* begin SOURCE RECORDS *

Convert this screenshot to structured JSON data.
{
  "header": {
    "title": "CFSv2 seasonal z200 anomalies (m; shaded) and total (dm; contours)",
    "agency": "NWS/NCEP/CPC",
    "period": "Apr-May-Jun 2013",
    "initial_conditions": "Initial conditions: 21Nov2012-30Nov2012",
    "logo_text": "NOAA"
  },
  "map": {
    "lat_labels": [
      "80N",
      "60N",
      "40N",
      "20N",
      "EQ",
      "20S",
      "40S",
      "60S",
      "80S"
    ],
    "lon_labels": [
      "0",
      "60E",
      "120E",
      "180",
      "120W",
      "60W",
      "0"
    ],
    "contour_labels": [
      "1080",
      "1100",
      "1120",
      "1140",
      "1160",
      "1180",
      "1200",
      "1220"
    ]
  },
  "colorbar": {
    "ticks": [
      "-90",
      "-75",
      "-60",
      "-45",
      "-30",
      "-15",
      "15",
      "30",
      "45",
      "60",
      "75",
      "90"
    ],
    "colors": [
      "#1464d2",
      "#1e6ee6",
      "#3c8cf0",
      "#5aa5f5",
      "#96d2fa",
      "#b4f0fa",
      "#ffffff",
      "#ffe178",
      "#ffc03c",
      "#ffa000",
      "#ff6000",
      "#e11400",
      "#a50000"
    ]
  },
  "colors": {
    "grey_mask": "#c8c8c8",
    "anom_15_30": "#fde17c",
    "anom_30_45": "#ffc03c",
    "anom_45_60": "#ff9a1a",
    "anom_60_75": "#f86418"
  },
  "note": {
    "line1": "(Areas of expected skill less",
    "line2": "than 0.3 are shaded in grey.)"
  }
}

* end SOURCE RECORDS *

- GIVEN REQUEST -
Restate the whole listing exactly, leaving out nothing.

- ANSWER TO THE EXERCISE -
Convert this screenshot to structured JSON data.
{
  "header": {
    "title": "CFSv2 seasonal z200 anomalies (m; shaded) and total (dm; contours)",
    "agency": "NWS/NCEP/CPC",
    "period": "Apr-May-Jun 2013",
    "initial_conditions": "Initial conditions: 21Nov2012-30Nov2012",
    "logo_text": "NOAA"
  },
  "map": {
    "lat_labels": [
      "80N",
      "60N",
      "40N",
      "20N",
      "EQ",
      "20S",
      "40S",
      "60S",
      "80S"
    ],
    "lon_labels": [
      "0",
      "60E",
      "120E",
      "180",
      "120W",
      "60W",
      "0"
    ],
    "contour_labels": [
      "1080",
      "1100",
      "1120",
      "1140",
      "1160",
      "1180",
      "1200",
      "1220"
    ]
  },
  "colorbar": {
    "ticks": [
      "-90",
      "-75",
      "-60",
      "-45",
      "-30",
      "-15",
      "15",
      "30",
      "45",
      "60",
      "75",
      "90"
    ],
    "colors": [
      "#1464d2",
      "#1e6ee6",
      "#3c8cf0",
      "#5aa5f5",
      "#96d2fa",
      "#b4f0fa",
      "#ffffff",
      "#ffe178",
      "#ffc03c",
      "#ffa000",
      "#ff6000",
      "#e11400",
      "#a50000"
    ]
  },
  "colors": {
    "grey_mask": "#c8c8c8",
    "anom_15_30": "#fde17c",
    "anom_30_45": "#ffc03c",
    "anom_45_60": "#ff9a1a",
    "anom_60_75": "#f86418"
  },
  "note": {
    "line1": "(Areas of expected skill less",
    "line2": "than 0.3 are shaded in grey.)"
  }
}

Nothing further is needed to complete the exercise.